▶ **The problem**: Read through the entries below and return each line with the word "background".
** START OF Data provided **
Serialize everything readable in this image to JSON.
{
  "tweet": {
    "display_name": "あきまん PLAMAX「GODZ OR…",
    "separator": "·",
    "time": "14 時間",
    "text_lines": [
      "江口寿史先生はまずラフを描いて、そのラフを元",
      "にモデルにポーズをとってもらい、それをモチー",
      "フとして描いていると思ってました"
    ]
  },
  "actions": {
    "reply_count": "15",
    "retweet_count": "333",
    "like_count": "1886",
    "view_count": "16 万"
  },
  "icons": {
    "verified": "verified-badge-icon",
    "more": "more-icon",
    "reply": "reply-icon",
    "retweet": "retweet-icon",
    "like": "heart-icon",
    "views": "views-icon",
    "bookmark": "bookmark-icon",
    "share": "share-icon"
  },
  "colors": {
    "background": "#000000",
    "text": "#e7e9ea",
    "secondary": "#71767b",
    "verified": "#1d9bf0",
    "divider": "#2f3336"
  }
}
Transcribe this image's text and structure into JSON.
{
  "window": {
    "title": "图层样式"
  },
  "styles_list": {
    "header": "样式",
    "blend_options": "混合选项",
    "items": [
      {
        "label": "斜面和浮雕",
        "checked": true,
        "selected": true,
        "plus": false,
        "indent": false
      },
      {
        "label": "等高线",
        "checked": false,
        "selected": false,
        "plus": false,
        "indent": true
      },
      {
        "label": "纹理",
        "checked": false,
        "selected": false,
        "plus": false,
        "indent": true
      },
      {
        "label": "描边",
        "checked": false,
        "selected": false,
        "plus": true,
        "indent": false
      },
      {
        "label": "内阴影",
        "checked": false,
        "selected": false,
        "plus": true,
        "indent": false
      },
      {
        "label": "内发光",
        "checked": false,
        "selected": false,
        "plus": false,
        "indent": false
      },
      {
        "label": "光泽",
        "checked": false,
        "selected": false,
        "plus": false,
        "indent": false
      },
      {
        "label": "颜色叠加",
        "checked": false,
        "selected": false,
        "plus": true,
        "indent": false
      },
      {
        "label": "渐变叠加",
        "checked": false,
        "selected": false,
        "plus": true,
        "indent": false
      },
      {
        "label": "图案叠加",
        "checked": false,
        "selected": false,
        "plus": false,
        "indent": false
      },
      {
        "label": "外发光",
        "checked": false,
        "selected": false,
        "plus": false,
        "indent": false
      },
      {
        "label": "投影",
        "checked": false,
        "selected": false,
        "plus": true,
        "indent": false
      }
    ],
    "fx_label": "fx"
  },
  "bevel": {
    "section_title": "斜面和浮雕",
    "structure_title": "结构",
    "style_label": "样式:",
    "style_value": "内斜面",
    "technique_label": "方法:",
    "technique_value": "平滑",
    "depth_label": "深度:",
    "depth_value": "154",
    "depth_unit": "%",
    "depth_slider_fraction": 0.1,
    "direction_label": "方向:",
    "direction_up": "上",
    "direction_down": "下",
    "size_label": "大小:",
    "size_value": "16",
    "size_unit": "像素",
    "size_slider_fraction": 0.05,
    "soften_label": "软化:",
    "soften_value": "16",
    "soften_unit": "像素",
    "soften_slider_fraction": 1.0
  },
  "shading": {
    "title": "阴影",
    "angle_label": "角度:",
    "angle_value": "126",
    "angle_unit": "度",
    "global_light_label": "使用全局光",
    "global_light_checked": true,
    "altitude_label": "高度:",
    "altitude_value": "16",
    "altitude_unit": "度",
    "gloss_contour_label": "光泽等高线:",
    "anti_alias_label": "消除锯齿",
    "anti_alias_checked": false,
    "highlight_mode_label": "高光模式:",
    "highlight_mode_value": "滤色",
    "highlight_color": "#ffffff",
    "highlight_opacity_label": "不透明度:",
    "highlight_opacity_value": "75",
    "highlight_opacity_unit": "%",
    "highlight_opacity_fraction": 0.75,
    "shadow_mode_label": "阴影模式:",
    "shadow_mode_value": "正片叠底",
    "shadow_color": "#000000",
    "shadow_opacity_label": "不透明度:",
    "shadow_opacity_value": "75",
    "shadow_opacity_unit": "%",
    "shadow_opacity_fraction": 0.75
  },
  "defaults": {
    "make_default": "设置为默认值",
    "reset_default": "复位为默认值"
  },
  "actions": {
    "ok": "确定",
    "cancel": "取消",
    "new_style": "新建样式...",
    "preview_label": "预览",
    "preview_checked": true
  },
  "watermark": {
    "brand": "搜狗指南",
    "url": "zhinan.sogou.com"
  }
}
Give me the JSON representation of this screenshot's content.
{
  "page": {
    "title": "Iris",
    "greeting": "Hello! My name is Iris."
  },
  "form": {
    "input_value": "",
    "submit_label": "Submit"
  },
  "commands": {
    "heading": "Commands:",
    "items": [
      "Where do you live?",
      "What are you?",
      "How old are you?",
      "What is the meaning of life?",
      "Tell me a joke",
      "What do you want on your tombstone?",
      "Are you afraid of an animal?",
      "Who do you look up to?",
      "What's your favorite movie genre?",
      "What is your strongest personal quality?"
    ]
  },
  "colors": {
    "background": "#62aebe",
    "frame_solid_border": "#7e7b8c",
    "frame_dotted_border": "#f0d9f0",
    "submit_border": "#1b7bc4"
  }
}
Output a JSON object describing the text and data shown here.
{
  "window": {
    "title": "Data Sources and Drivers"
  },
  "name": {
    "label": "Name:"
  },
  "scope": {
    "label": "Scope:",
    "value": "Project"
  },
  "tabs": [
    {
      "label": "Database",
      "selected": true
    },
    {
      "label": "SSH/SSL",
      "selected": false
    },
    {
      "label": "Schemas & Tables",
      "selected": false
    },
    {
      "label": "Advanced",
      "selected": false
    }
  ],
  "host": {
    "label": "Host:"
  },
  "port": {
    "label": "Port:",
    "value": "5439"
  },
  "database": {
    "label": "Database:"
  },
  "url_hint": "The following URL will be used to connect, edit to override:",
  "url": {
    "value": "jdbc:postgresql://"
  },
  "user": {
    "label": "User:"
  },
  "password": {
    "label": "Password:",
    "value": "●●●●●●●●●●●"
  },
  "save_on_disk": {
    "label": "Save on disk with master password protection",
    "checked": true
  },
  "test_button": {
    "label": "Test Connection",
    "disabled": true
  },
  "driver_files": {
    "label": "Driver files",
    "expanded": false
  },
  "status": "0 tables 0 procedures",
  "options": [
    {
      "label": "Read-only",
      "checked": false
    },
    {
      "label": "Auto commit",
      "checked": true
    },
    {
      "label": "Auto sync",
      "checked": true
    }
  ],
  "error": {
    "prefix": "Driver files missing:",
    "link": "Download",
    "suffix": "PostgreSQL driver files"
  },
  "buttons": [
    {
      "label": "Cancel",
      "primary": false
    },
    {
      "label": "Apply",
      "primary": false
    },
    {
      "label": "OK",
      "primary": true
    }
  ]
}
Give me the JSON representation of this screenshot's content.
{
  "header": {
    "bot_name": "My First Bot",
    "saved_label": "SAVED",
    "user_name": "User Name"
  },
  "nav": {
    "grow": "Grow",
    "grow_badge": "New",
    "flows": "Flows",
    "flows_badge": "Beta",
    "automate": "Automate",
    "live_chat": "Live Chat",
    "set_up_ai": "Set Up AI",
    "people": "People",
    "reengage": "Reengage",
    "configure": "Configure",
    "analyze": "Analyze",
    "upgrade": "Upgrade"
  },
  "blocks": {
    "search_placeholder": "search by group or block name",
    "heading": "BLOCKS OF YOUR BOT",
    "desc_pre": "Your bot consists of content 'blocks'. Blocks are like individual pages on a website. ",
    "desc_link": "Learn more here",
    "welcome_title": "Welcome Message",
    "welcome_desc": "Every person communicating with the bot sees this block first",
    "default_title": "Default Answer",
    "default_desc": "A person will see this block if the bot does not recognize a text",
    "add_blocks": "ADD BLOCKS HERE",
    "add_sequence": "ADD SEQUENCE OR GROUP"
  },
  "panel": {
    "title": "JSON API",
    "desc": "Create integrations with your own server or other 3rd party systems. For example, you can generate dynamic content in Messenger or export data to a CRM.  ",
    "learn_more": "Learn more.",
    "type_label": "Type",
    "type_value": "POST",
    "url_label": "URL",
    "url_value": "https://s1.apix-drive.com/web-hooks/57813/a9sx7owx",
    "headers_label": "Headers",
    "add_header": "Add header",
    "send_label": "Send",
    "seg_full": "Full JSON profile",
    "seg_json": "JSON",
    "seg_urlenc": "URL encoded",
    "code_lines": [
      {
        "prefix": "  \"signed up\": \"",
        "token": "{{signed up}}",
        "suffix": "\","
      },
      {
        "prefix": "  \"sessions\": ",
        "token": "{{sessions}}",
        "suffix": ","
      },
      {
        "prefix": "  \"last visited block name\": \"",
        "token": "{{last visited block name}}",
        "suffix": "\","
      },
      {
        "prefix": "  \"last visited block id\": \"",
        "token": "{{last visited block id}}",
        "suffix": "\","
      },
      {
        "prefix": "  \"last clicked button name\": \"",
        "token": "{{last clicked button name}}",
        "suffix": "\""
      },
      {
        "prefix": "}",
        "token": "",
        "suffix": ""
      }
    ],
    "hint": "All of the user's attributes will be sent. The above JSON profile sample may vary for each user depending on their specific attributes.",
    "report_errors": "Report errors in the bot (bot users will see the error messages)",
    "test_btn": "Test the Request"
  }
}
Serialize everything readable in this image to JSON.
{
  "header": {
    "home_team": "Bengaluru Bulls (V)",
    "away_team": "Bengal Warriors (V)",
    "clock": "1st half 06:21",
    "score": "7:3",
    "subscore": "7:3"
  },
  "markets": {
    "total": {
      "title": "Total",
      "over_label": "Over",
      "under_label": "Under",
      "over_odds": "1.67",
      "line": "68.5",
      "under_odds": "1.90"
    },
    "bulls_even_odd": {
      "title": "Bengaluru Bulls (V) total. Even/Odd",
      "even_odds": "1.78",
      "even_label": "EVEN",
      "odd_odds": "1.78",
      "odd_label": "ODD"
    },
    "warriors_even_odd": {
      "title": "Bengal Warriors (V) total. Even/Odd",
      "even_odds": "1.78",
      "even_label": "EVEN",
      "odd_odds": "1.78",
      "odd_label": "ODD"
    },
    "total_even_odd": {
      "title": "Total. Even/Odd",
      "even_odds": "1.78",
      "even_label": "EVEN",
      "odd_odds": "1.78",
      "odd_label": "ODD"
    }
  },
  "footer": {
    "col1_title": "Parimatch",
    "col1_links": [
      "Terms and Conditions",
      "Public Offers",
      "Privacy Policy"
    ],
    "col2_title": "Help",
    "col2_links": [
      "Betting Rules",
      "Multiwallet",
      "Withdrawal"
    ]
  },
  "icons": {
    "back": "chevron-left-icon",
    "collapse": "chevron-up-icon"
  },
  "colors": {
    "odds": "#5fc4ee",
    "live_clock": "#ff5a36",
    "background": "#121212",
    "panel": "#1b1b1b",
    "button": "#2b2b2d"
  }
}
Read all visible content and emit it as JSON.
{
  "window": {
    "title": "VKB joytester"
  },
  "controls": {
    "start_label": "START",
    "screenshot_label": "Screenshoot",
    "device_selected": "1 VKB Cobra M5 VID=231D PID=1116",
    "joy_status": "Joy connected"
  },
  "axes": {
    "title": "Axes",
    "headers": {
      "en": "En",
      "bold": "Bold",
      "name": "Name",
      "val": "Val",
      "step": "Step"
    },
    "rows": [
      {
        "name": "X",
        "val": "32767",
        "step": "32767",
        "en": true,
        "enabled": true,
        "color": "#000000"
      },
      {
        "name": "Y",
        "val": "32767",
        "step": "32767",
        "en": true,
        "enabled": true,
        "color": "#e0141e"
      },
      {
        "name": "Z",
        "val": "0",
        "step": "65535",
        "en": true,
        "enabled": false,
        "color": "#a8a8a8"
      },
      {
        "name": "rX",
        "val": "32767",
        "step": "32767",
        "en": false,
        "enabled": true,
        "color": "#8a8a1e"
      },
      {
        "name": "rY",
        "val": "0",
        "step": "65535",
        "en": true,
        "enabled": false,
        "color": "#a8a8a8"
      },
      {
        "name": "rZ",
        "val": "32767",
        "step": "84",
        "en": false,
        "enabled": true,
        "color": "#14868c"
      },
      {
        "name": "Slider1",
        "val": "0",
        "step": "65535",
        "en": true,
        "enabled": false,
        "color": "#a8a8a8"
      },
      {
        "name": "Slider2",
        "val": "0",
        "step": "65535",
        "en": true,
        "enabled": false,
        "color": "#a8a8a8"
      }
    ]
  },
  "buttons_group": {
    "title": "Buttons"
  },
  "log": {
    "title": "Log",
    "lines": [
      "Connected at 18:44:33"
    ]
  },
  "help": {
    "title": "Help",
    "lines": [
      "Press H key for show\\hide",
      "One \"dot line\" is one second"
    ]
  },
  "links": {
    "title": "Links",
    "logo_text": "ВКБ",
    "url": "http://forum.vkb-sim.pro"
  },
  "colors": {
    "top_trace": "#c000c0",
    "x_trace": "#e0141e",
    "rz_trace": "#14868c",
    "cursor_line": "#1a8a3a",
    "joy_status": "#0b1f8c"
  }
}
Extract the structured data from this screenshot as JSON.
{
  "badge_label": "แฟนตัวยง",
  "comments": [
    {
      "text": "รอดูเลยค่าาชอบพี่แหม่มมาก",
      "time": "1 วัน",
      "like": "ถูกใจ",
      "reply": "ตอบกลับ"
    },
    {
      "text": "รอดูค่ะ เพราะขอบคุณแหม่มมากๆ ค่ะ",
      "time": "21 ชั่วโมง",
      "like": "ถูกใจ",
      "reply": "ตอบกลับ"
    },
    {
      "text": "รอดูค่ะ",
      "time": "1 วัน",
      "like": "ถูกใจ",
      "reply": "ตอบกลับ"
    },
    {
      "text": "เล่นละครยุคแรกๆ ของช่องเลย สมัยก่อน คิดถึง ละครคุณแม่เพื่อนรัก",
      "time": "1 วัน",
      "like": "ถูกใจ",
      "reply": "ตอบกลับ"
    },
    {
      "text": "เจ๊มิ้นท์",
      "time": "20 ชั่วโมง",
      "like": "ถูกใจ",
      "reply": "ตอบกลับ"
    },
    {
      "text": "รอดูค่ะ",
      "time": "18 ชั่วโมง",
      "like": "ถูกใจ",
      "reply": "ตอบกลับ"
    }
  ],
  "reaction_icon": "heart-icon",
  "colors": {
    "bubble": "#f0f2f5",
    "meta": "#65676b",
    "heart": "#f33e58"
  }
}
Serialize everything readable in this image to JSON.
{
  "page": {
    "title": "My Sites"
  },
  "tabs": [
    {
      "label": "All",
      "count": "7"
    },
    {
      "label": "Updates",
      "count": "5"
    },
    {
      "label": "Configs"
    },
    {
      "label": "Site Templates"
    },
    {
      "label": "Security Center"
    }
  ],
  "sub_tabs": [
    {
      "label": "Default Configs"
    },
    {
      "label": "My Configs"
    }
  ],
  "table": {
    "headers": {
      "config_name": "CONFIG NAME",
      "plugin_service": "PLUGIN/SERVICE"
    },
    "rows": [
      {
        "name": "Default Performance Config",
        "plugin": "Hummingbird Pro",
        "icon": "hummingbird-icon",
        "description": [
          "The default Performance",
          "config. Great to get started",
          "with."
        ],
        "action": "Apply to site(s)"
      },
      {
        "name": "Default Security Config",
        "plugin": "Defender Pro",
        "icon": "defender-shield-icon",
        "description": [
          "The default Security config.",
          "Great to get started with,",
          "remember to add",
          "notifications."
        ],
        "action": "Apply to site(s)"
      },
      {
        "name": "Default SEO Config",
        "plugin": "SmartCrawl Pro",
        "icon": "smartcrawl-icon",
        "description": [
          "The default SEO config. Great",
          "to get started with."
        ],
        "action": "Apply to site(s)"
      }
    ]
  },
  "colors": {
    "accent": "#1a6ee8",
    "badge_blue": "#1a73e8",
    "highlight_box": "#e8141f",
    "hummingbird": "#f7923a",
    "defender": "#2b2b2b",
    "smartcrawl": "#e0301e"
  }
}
** END OF Data provided **
▶ **Expected answer**:
    "background": "#000000",
    "background": "#62aebe",
    "background": "#121212",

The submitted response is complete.